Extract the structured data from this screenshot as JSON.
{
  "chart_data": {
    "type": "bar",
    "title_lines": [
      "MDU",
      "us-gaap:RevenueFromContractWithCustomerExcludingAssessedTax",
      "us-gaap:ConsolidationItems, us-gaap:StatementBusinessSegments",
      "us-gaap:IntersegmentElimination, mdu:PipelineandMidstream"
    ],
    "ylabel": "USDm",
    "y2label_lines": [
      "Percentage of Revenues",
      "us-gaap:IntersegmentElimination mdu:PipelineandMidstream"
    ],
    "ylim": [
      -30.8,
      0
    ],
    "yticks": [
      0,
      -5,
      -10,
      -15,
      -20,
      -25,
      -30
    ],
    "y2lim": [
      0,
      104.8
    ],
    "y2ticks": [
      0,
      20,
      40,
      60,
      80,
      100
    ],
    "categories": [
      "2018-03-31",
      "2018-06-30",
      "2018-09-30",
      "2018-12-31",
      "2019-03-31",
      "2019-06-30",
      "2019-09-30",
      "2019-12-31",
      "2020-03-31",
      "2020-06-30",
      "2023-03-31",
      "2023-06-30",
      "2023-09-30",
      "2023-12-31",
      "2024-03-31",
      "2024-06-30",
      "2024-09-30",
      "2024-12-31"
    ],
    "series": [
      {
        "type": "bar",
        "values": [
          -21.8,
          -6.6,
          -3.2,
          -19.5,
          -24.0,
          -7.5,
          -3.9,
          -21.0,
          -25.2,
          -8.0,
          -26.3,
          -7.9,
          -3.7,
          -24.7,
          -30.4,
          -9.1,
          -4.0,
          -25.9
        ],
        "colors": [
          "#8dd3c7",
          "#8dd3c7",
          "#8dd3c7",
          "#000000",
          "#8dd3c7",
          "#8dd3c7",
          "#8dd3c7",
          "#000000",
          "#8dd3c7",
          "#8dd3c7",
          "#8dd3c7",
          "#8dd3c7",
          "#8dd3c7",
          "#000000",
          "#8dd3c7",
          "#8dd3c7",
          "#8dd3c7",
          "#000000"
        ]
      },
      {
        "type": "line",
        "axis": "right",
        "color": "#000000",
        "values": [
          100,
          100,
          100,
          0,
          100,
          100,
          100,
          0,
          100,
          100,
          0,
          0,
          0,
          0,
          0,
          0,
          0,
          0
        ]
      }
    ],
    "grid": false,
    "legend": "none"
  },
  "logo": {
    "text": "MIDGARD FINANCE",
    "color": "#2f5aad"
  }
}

= Exercise requirements =
Go through the records and copy each line with "gaap" in it.

= Written solution =
      "us-gaap:RevenueFromContractWithCustomerExcludingAssessedTax",
      "us-gaap:ConsolidationItems, us-gaap:StatementBusinessSegments",
      "us-gaap:IntersegmentElimination, mdu:PipelineandMidstream"
      "us-gaap:IntersegmentElimination mdu:PipelineandMidstream"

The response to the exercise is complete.